* _PROVIDED ENTRIES_:
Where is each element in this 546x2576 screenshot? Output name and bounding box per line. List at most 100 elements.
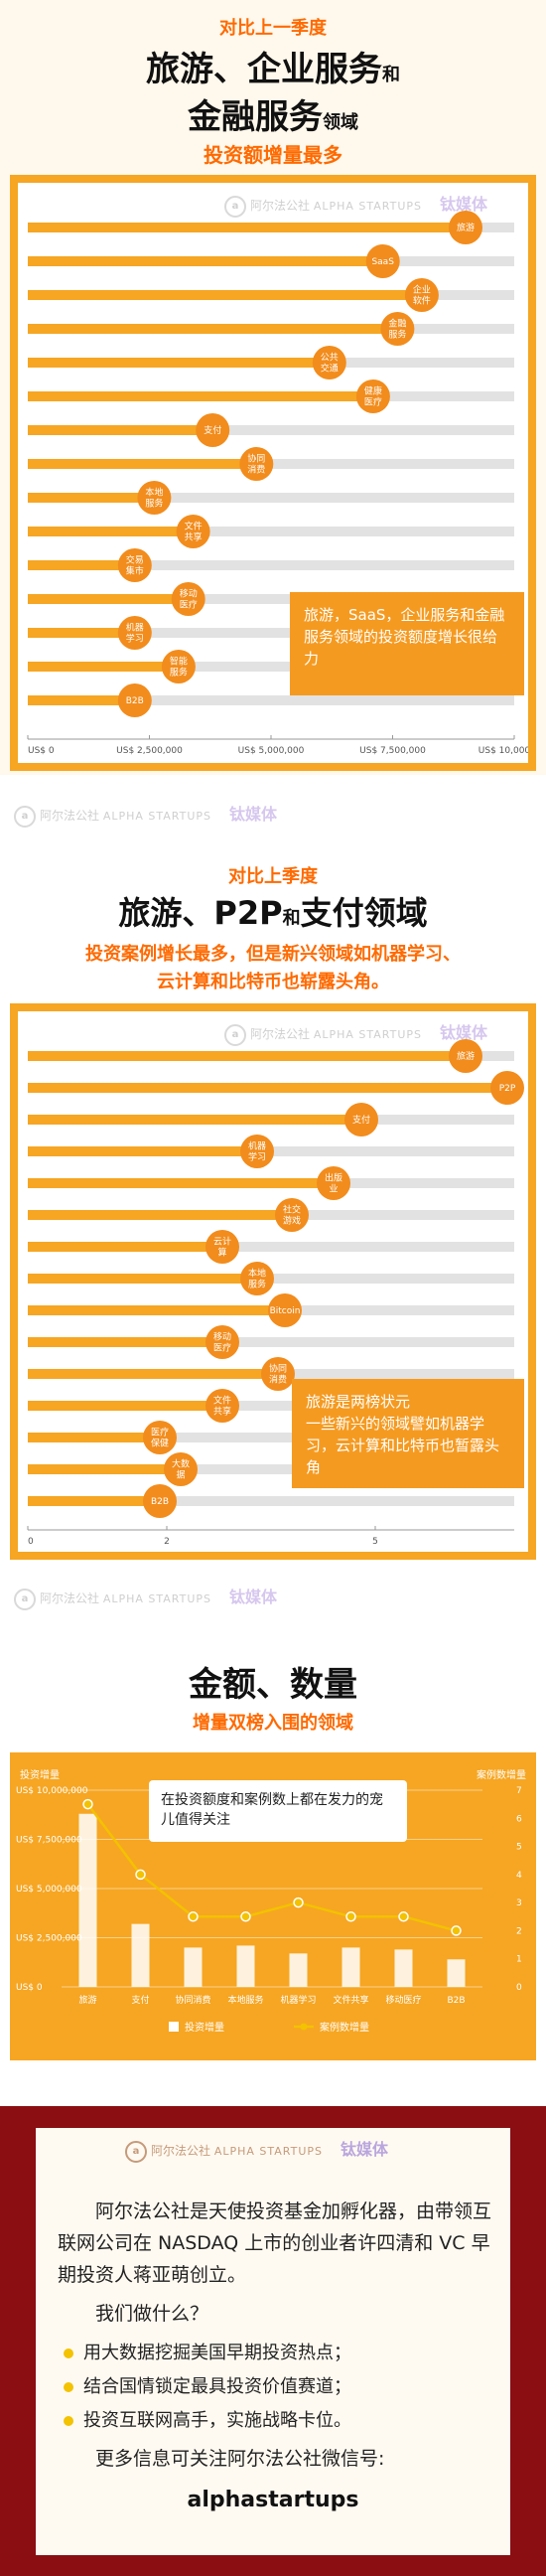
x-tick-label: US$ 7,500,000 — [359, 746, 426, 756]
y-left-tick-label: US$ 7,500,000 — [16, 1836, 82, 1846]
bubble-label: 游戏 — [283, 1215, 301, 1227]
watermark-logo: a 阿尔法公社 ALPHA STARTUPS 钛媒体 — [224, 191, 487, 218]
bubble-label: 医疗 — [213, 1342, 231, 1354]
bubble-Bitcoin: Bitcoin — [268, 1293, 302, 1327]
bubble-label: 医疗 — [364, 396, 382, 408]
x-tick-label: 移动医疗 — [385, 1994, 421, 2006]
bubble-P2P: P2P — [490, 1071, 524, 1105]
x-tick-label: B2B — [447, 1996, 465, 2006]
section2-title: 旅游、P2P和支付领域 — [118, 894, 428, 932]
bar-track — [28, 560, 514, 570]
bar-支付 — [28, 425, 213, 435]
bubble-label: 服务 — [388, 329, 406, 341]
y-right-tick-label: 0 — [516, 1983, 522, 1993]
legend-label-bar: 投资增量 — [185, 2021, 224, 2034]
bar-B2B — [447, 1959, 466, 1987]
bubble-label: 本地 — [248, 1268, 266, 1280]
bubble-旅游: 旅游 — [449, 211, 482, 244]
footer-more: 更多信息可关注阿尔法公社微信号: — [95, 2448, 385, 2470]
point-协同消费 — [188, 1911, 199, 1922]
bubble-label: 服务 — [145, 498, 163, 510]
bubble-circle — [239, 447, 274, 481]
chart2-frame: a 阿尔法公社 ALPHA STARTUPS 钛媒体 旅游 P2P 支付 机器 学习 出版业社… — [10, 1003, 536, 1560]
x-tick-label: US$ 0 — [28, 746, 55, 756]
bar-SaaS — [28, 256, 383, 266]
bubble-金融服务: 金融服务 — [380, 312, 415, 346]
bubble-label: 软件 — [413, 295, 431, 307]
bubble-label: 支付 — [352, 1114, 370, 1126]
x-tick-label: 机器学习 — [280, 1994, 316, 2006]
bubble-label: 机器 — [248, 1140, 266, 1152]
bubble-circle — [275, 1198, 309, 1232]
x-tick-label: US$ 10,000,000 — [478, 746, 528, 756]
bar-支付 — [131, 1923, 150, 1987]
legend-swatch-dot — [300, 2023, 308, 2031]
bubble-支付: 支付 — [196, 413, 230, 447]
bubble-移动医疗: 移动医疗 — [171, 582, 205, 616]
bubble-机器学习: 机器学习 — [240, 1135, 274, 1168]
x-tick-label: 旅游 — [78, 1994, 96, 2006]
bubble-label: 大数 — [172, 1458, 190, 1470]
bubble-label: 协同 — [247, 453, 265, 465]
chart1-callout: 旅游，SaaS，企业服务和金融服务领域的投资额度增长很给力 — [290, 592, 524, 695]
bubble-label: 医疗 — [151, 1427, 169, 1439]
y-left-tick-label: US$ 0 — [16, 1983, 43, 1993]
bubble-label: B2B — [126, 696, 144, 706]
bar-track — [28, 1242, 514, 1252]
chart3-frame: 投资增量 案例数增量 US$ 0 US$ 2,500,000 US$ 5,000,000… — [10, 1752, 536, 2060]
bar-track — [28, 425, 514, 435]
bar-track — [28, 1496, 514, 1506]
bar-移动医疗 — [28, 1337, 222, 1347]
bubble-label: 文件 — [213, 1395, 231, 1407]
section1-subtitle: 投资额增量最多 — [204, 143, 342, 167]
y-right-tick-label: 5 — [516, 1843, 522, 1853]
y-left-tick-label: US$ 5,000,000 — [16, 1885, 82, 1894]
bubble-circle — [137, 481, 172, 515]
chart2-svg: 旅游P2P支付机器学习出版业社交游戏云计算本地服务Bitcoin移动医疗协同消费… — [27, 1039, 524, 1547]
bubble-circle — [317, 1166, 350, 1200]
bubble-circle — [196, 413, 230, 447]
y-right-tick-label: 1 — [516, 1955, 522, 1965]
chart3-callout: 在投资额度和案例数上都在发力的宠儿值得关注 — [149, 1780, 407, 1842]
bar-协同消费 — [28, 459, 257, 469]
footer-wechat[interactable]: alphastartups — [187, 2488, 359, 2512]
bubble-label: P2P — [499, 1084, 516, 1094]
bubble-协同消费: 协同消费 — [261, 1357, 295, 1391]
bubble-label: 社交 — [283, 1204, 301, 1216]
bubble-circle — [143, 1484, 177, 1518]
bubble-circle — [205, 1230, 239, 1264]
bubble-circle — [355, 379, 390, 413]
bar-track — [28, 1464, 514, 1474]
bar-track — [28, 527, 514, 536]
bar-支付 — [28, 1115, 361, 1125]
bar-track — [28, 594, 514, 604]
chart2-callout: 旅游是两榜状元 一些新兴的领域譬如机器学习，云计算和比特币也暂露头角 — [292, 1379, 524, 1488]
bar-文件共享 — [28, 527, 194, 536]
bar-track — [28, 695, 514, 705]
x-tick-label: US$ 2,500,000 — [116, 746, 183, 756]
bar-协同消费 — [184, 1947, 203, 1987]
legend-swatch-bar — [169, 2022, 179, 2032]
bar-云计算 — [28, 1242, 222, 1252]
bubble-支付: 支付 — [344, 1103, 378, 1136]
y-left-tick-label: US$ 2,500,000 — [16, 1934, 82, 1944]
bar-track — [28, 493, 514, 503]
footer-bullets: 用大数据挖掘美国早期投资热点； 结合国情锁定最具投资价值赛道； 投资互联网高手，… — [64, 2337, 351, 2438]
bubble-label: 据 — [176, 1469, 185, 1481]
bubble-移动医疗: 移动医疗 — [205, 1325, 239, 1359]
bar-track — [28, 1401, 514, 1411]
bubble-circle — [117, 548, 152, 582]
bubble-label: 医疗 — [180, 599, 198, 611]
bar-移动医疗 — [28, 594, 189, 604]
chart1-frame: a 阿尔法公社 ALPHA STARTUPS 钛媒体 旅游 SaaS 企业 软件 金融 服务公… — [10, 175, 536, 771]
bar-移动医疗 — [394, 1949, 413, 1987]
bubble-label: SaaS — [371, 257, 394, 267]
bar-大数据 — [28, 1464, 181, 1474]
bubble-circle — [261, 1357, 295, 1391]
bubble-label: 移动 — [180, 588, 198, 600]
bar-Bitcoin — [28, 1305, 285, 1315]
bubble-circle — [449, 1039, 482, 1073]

* _TASK DETAILS_:
Count the lines in the entries that contain the string "swatch", matching case exactly. Give only the number.

* _EXERCISE OUTPUT_:
2